**AIM:** Every line that includes the word "their" is to be listed.

◆ ◆ ◆

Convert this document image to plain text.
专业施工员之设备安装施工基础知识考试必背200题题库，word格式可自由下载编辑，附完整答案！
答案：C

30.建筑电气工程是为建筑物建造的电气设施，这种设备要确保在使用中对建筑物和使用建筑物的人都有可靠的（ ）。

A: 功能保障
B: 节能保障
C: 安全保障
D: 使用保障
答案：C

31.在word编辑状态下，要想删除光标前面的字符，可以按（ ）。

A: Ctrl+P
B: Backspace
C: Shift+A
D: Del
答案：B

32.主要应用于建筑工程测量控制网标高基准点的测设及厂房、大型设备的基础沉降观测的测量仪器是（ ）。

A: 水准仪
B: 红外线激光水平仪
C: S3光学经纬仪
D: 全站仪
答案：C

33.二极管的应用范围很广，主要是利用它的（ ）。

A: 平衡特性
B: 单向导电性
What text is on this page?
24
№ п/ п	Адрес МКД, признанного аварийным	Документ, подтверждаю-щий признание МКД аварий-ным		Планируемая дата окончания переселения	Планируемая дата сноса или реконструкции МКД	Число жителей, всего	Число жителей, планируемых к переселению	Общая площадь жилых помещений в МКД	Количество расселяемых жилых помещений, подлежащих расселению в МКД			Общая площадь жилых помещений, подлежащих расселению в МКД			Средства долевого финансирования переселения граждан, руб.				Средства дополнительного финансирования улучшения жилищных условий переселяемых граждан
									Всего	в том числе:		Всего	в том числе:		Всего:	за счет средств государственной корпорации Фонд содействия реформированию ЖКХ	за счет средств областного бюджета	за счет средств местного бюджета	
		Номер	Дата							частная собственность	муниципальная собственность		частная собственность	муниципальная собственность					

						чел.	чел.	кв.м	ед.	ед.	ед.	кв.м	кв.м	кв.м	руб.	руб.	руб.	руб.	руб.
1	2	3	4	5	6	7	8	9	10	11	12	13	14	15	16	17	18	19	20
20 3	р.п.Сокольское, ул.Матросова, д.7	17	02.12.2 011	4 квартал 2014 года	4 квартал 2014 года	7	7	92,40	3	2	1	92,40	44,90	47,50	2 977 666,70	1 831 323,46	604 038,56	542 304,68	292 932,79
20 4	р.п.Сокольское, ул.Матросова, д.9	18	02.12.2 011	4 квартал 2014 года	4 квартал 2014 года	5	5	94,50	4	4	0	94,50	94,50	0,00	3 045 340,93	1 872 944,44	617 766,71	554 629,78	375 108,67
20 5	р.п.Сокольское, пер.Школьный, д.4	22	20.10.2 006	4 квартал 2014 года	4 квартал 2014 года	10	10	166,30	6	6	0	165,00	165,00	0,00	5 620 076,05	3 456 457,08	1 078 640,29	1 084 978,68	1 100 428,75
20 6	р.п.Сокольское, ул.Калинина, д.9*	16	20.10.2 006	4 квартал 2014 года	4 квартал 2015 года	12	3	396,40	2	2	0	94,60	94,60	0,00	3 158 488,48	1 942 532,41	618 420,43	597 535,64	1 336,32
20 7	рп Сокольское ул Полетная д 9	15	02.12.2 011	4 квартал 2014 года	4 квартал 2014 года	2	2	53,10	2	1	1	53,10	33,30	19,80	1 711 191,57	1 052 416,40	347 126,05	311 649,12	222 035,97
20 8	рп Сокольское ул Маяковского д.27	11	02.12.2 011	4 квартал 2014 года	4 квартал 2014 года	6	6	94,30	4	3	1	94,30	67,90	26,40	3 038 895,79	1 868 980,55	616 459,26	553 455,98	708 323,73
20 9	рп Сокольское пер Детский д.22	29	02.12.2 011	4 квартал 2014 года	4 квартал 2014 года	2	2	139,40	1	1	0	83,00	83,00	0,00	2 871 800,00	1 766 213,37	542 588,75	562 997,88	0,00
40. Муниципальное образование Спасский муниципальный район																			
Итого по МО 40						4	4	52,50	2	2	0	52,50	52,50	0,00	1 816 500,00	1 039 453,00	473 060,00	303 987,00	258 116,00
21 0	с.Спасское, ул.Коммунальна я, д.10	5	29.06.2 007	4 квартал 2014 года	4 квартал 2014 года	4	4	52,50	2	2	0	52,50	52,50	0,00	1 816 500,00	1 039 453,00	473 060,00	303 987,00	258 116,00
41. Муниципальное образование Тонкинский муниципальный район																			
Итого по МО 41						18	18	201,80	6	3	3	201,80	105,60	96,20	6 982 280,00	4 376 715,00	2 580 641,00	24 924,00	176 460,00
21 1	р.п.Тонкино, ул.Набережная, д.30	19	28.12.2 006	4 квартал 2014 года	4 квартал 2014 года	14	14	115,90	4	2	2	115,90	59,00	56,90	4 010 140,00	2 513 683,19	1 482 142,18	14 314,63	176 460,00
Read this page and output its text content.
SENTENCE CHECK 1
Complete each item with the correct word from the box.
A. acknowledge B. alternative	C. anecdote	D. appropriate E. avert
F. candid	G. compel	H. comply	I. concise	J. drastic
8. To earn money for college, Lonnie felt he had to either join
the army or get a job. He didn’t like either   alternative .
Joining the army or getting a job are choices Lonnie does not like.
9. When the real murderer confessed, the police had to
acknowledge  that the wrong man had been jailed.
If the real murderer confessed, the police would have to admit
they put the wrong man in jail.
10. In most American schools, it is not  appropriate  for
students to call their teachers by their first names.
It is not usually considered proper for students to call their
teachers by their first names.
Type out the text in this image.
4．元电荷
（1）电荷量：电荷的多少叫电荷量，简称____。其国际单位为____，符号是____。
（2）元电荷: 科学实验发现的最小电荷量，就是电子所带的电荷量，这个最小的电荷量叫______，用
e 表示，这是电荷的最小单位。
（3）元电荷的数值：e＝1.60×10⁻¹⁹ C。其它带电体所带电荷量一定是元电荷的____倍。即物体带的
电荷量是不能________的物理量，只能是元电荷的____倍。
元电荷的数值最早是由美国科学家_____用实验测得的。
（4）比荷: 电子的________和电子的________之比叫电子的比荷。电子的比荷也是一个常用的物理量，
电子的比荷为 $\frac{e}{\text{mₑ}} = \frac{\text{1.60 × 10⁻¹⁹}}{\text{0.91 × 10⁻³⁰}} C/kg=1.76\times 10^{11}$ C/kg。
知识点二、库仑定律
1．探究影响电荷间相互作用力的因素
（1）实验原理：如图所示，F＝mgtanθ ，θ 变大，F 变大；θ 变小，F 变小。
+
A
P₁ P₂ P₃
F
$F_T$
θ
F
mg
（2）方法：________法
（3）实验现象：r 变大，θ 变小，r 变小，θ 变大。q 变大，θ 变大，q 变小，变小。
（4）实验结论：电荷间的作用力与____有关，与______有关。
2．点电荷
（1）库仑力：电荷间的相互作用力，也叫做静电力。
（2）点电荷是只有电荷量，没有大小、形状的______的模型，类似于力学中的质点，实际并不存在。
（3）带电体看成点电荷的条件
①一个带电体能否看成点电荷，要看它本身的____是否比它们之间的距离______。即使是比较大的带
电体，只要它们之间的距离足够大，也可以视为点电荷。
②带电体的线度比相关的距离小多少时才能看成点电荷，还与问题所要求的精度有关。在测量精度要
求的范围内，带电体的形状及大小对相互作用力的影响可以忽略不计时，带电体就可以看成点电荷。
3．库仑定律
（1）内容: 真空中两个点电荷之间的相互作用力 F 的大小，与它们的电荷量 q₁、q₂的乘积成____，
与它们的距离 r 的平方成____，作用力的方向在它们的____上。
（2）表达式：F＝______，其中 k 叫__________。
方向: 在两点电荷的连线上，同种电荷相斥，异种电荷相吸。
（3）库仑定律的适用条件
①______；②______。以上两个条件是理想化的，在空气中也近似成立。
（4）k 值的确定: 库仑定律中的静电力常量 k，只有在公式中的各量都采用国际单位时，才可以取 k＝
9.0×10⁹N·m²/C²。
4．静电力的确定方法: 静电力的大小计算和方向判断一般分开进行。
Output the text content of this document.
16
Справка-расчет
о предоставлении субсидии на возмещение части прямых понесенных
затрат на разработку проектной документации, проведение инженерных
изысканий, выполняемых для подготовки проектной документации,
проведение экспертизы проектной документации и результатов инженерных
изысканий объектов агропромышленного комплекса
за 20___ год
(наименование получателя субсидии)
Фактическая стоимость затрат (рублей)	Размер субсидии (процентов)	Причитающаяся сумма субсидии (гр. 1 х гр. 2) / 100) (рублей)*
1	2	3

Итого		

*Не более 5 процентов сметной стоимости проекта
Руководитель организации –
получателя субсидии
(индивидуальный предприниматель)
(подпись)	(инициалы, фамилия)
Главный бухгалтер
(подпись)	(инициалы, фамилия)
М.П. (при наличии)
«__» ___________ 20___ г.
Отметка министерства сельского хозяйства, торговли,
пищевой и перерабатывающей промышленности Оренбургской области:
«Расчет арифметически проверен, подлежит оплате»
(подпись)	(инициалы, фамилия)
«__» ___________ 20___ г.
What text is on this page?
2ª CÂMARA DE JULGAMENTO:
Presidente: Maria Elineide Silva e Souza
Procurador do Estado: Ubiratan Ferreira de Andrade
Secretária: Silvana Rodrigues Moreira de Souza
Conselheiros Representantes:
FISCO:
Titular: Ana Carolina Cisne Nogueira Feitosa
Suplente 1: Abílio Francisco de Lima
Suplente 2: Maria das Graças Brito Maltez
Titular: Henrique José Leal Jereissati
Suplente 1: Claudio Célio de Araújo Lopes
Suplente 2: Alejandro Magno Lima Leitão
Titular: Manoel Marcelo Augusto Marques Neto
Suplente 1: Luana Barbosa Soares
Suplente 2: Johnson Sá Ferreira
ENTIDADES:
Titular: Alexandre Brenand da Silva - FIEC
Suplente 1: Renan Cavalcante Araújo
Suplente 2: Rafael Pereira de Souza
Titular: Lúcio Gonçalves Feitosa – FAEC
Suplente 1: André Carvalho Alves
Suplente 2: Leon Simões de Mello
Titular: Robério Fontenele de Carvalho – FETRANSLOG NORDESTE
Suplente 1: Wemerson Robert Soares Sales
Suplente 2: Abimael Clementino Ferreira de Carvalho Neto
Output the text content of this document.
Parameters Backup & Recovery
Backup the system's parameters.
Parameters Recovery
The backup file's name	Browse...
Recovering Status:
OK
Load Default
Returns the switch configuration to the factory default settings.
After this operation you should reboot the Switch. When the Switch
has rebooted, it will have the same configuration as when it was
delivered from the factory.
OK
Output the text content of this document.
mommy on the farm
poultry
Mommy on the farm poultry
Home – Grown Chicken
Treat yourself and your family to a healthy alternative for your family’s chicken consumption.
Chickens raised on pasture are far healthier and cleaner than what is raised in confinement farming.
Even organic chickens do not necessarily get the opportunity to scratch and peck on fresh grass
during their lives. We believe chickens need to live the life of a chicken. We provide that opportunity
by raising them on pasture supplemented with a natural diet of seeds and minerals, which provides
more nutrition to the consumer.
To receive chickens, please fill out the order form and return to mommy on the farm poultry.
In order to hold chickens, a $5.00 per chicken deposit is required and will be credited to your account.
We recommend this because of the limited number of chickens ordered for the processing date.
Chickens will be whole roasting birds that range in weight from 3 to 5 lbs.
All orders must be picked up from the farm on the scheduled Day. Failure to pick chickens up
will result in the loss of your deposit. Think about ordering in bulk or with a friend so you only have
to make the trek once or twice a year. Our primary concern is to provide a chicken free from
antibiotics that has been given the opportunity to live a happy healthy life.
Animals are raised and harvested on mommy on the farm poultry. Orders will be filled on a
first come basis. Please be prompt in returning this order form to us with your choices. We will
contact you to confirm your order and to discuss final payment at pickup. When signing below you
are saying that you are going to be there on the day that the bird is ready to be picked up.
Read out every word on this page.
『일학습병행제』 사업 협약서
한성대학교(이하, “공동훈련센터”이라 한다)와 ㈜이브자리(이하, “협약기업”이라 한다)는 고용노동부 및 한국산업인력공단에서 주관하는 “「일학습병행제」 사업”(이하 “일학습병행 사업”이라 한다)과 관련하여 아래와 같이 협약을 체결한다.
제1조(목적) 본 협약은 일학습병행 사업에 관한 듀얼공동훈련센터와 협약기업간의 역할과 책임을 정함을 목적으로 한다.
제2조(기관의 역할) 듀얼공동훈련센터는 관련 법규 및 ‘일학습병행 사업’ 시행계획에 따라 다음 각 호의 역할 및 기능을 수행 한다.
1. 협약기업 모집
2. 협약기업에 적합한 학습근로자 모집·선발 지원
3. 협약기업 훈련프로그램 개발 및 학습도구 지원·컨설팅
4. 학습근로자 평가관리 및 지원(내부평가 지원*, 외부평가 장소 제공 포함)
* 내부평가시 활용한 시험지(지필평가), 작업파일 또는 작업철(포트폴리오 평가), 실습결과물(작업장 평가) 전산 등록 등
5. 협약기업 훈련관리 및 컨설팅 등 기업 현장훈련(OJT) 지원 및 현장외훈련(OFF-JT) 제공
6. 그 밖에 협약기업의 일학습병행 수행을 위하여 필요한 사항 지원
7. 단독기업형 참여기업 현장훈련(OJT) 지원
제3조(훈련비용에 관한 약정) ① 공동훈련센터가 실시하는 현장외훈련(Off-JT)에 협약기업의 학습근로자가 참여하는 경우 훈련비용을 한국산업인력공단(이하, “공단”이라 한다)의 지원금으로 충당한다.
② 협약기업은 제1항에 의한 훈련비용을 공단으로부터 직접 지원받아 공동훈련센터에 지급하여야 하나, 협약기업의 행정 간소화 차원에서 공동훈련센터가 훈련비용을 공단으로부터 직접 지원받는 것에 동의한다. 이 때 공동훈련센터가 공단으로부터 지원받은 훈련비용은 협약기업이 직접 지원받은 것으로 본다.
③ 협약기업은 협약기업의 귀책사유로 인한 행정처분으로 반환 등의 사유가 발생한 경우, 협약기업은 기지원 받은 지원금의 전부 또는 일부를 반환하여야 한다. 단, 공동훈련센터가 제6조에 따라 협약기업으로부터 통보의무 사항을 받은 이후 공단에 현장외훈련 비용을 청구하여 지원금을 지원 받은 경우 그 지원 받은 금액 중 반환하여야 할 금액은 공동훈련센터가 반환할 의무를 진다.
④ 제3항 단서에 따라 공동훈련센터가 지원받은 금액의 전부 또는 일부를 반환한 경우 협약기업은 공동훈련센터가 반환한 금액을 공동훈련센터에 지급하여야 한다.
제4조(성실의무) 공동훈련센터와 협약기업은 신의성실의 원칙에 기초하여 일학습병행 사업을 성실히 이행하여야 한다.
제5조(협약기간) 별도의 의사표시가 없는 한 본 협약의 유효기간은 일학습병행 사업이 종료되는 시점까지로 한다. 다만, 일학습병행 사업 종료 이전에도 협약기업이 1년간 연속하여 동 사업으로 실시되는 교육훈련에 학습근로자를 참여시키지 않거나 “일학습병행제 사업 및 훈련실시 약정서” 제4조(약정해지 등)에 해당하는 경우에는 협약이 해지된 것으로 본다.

◆ ◆ ◆

**ANSWER:**
students to call their teachers by their first names.
It is not usually considered proper for students to call their
teachers by their first names.
during their lives. We believe chickens need to live the life of a chicken. We provide that opportunity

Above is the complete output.